### Exercise instructions
Omit images. Retype all entries verbatim.

### Available records

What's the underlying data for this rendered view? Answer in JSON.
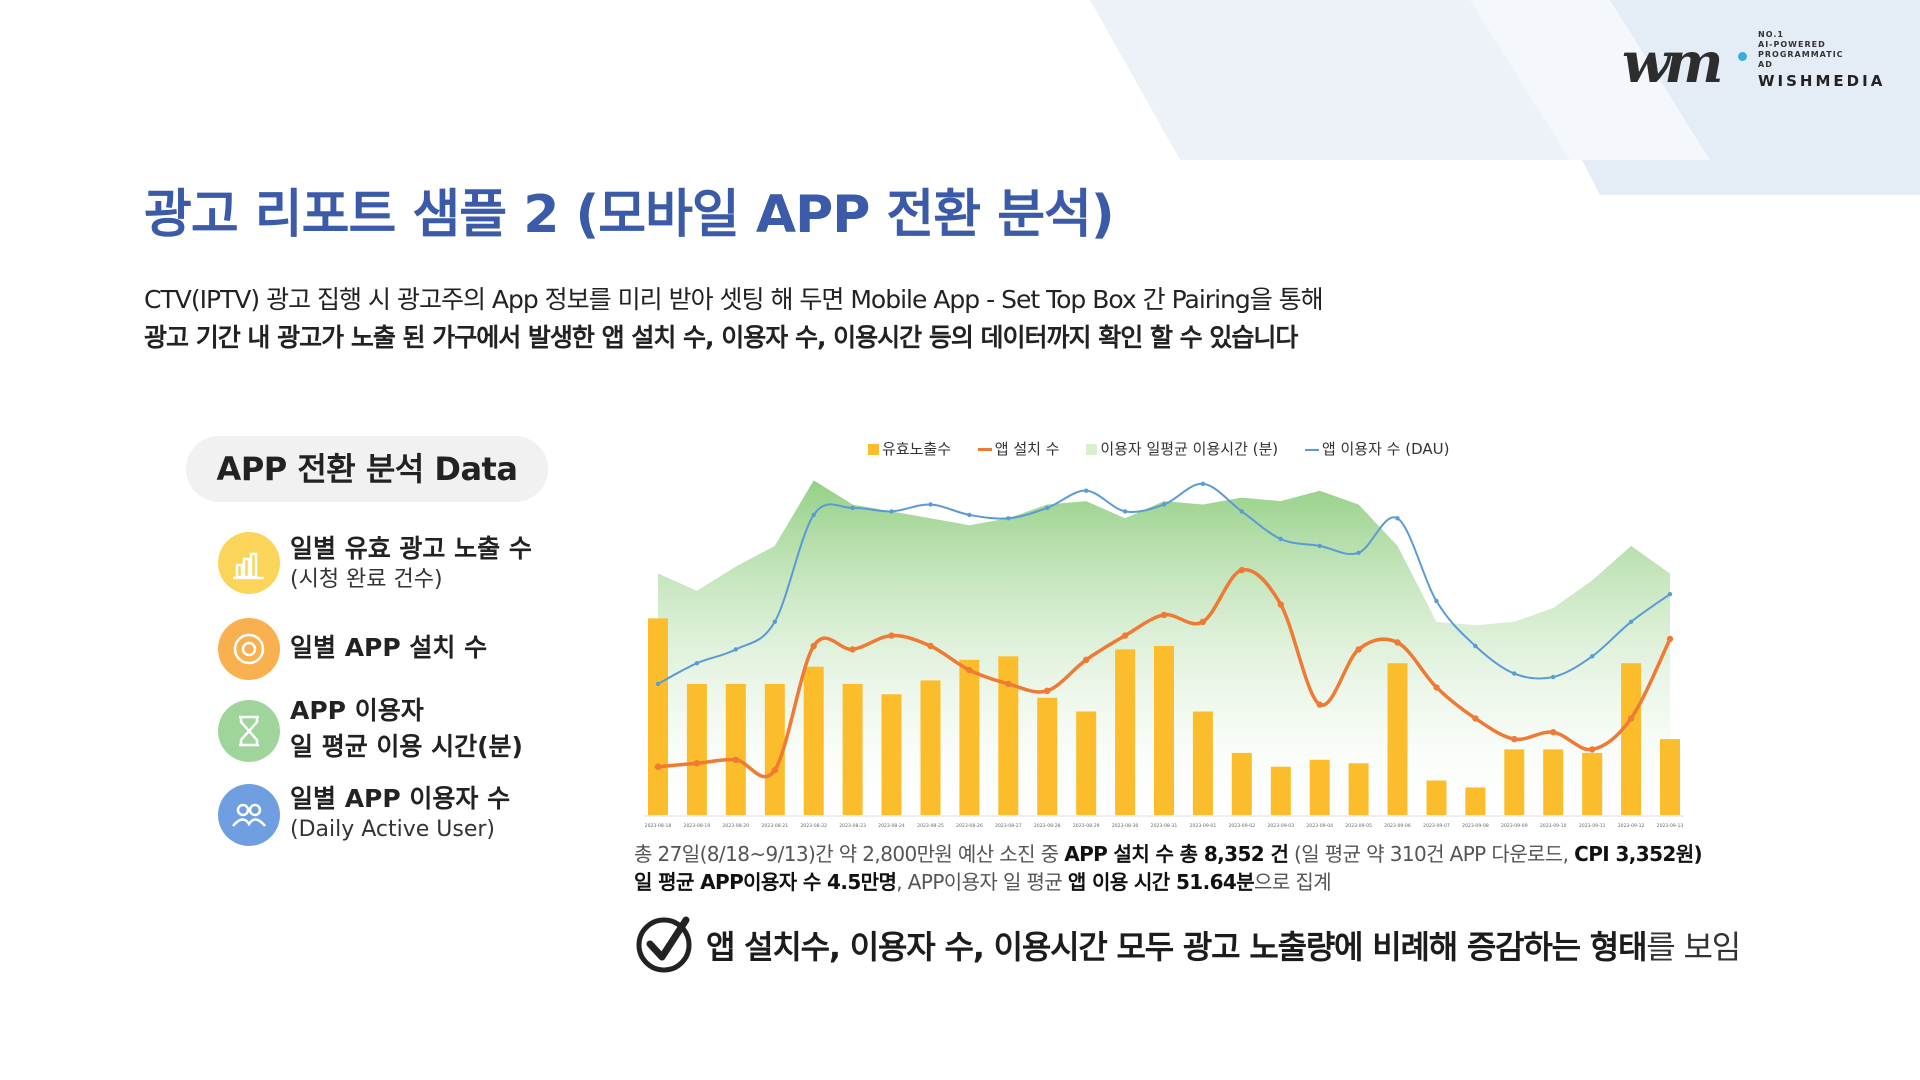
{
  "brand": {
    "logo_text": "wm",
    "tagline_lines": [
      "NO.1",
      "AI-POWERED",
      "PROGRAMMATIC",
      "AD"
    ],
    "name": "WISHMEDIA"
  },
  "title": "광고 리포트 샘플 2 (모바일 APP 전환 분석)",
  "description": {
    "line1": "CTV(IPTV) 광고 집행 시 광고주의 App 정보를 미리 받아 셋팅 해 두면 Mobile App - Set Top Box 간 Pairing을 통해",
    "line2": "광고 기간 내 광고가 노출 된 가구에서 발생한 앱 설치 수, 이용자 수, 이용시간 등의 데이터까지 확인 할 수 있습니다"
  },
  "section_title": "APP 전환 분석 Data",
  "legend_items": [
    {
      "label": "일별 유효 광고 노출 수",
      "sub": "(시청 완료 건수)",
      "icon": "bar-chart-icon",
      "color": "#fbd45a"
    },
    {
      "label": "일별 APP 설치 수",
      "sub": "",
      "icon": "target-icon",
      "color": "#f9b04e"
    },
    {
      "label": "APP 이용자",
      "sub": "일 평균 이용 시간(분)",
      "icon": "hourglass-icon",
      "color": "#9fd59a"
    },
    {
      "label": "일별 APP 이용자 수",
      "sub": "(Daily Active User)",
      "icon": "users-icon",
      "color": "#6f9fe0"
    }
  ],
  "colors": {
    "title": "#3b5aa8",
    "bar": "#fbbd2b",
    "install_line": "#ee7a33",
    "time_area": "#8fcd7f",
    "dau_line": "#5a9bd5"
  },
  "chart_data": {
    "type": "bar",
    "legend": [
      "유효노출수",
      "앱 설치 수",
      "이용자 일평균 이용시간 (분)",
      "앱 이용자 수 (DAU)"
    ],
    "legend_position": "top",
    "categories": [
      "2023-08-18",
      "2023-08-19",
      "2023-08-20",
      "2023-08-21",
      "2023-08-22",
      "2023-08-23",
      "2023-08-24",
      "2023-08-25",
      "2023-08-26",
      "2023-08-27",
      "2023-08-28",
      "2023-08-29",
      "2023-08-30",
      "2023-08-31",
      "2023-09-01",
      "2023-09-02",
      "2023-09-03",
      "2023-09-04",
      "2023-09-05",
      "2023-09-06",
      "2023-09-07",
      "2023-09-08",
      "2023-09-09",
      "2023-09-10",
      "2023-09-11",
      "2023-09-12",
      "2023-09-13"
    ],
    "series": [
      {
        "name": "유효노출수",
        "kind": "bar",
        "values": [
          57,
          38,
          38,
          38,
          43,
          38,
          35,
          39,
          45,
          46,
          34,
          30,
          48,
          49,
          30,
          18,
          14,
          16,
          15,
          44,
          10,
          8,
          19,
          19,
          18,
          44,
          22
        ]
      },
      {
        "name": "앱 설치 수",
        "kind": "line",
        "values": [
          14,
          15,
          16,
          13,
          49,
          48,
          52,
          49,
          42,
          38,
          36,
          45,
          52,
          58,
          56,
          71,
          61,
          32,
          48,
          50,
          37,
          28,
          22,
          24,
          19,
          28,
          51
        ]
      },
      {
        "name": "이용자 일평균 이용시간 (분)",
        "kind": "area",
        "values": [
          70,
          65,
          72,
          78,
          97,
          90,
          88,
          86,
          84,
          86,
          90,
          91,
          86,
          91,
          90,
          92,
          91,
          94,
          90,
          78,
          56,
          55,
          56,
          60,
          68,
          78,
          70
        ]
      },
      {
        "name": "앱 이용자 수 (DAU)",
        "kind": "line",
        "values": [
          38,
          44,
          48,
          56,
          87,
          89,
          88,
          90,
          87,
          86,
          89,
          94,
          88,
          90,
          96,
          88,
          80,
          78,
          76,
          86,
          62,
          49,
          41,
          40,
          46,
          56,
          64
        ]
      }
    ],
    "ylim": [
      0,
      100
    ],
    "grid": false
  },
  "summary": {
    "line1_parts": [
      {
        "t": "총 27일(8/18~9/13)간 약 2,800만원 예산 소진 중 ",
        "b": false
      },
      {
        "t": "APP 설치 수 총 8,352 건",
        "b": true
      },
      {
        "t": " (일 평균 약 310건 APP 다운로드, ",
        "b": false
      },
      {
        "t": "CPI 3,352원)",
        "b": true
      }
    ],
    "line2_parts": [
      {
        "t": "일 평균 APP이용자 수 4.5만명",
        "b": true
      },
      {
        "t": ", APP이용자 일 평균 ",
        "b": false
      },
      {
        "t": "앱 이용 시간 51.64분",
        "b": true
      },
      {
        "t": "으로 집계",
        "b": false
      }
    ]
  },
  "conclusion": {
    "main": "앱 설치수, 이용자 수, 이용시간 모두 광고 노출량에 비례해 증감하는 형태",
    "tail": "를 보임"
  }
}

### Answer for the task
What's the underlying data for this rendered view? Answer in JSON.
{
  "brand": {
    "logo_text": "wm",
    "tagline_lines": [
      "NO.1",
      "AI-POWERED",
      "PROGRAMMATIC",
      "AD"
    ],
    "name": "WISHMEDIA"
  },
  "title": "광고 리포트 샘플 2 (모바일 APP 전환 분석)",
  "description": {
    "line1": "CTV(IPTV) 광고 집행 시 광고주의 App 정보를 미리 받아 셋팅 해 두면 Mobile App - Set Top Box 간 Pairing을 통해",
    "line2": "광고 기간 내 광고가 노출 된 가구에서 발생한 앱 설치 수, 이용자 수, 이용시간 등의 데이터까지 확인 할 수 있습니다"
  },
  "section_title": "APP 전환 분석 Data",
  "legend_items": [
    {
      "label": "일별 유효 광고 노출 수",
      "sub": "(시청 완료 건수)",
      "icon": "bar-chart-icon",
      "color": "#fbd45a"
    },
    {
      "label": "일별 APP 설치 수",
      "sub": "",
      "icon": "target-icon",
      "color": "#f9b04e"
    },
    {
      "label": "APP 이용자",
      "sub": "일 평균 이용 시간(분)",
      "icon": "hourglass-icon",
      "color": "#9fd59a"
    },
    {
      "label": "일별 APP 이용자 수",
      "sub": "(Daily Active User)",
      "icon": "users-icon",
      "color": "#6f9fe0"
    }
  ],
  "colors": {
    "title": "#3b5aa8",
    "bar": "#fbbd2b",
    "install_line": "#ee7a33",
    "time_area": "#8fcd7f",
    "dau_line": "#5a9bd5"
  },
  "chart_data": {
    "type": "bar",
    "legend": [
      "유효노출수",
      "앱 설치 수",
      "이용자 일평균 이용시간 (분)",
      "앱 이용자 수 (DAU)"
    ],
    "legend_position": "top",
    "categories": [
      "2023-08-18",
      "2023-08-19",
      "2023-08-20",
      "2023-08-21",
      "2023-08-22",
      "2023-08-23",
      "2023-08-24",
      "2023-08-25",
      "2023-08-26",
      "2023-08-27",
      "2023-08-28",
      "2023-08-29",
      "2023-08-30",
      "2023-08-31",
      "2023-09-01",
      "2023-09-02",
      "2023-09-03",
      "2023-09-04",
      "2023-09-05",
      "2023-09-06",
      "2023-09-07",
      "2023-09-08",
      "2023-09-09",
      "2023-09-10",
      "2023-09-11",
      "2023-09-12",
      "2023-09-13"
    ],
    "series": [
      {
        "name": "유효노출수",
        "kind": "bar",
        "values": [
          57,
          38,
          38,
          38,
          43,
          38,
          35,
          39,
          45,
          46,
          34,
          30,
          48,
          49,
          30,
          18,
          14,
          16,
          15,
          44,
          10,
          8,
          19,
          19,
          18,
          44,
          22
        ]
      },
      {
        "name": "앱 설치 수",
        "kind": "line",
        "values": [
          14,
          15,
          16,
          13,
          49,
          48,
          52,
          49,
          42,
          38,
          36,
          45,
          52,
          58,
          56,
          71,
          61,
          32,
          48,
          50,
          37,
          28,
          22,
          24,
          19,
          28,
          51
        ]
      },
      {
        "name": "이용자 일평균 이용시간 (분)",
        "kind": "area",
        "values": [
          70,
          65,
          72,
          78,
          97,
          90,
          88,
          86,
          84,
          86,
          90,
          91,
          86,
          91,
          90,
          92,
          91,
          94,
          90,
          78,
          56,
          55,
          56,
          60,
          68,
          78,
          70
        ]
      },
      {
        "name": "앱 이용자 수 (DAU)",
        "kind": "line",
        "values": [
          38,
          44,
          48,
          56,
          87,
          89,
          88,
          90,
          87,
          86,
          89,
          94,
          88,
          90,
          96,
          88,
          80,
          78,
          76,
          86,
          62,
          49,
          41,
          40,
          46,
          56,
          64
        ]
      }
    ],
    "ylim": [
      0,
      100
    ],
    "grid": false
  },
  "summary": {
    "line1_parts": [
      {
        "t": "총 27일(8/18~9/13)간 약 2,800만원 예산 소진 중 ",
        "b": false
      },
      {
        "t": "APP 설치 수 총 8,352 건",
        "b": true
      },
      {
        "t": " (일 평균 약 310건 APP 다운로드, ",
        "b": false
      },
      {
        "t": "CPI 3,352원)",
        "b": true
      }
    ],
    "line2_parts": [
      {
        "t": "일 평균 APP이용자 수 4.5만명",
        "b": true
      },
      {
        "t": ", APP이용자 일 평균 ",
        "b": false
      },
      {
        "t": "앱 이용 시간 51.64분",
        "b": true
      },
      {
        "t": "으로 집계",
        "b": false
      }
    ]
  },
  "conclusion": {
    "main": "앱 설치수, 이용자 수, 이용시간 모두 광고 노출량에 비례해 증감하는 형태",
    "tail": "를 보임"
  }
}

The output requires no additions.